§ WHAT IS ASKED: Copy every line that holds "this".

━━ TASK INPUT ━━

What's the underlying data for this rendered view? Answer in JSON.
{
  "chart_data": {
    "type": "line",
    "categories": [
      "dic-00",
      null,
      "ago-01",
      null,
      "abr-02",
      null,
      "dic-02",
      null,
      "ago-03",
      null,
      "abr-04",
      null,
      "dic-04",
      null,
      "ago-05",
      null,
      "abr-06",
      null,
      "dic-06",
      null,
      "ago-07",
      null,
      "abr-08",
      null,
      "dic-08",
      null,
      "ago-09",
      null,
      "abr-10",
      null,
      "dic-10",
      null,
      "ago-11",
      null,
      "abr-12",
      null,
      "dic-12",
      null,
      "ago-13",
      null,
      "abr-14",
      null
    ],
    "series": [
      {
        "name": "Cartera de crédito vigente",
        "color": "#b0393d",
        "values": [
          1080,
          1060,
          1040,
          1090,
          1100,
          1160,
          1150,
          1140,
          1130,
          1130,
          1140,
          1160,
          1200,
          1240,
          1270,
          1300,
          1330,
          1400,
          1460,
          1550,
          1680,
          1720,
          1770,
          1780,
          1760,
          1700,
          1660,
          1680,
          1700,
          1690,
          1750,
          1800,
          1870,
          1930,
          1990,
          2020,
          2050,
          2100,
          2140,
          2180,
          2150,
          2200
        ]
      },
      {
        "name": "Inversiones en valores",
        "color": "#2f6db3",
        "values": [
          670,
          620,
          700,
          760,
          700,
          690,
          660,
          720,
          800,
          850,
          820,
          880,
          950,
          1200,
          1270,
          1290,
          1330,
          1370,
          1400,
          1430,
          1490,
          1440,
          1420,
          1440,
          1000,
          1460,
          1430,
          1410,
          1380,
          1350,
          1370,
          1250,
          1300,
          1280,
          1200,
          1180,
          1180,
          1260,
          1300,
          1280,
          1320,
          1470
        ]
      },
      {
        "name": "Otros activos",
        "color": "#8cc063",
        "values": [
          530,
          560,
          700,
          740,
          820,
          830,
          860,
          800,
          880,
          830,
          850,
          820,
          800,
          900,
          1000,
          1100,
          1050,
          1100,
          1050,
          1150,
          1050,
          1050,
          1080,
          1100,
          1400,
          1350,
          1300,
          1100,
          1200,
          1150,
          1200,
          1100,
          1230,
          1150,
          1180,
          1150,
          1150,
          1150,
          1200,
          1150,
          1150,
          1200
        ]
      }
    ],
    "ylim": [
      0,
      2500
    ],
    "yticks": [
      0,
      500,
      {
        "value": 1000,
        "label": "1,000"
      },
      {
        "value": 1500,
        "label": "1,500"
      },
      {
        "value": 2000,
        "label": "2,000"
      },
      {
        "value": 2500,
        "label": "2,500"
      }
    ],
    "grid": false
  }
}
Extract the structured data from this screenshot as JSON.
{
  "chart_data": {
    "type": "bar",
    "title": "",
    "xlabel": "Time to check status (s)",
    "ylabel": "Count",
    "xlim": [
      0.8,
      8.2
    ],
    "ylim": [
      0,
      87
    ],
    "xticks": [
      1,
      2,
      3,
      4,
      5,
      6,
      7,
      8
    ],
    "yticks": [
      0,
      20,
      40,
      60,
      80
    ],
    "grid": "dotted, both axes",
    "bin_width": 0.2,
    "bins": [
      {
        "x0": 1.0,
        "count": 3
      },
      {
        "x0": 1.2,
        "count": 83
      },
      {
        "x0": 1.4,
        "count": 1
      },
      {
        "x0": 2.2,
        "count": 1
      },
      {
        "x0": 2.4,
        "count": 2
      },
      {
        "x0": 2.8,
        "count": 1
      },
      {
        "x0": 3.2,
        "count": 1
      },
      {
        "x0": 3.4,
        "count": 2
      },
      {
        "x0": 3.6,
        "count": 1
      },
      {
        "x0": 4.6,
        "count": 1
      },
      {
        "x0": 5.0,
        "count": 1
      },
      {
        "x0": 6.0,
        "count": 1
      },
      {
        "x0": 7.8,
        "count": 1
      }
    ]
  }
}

━━━

§ WORKED SOLUTION:
What's the underlying data for this rendered view? Answer in JSON.
Extract the structured data from this screenshot as JSON.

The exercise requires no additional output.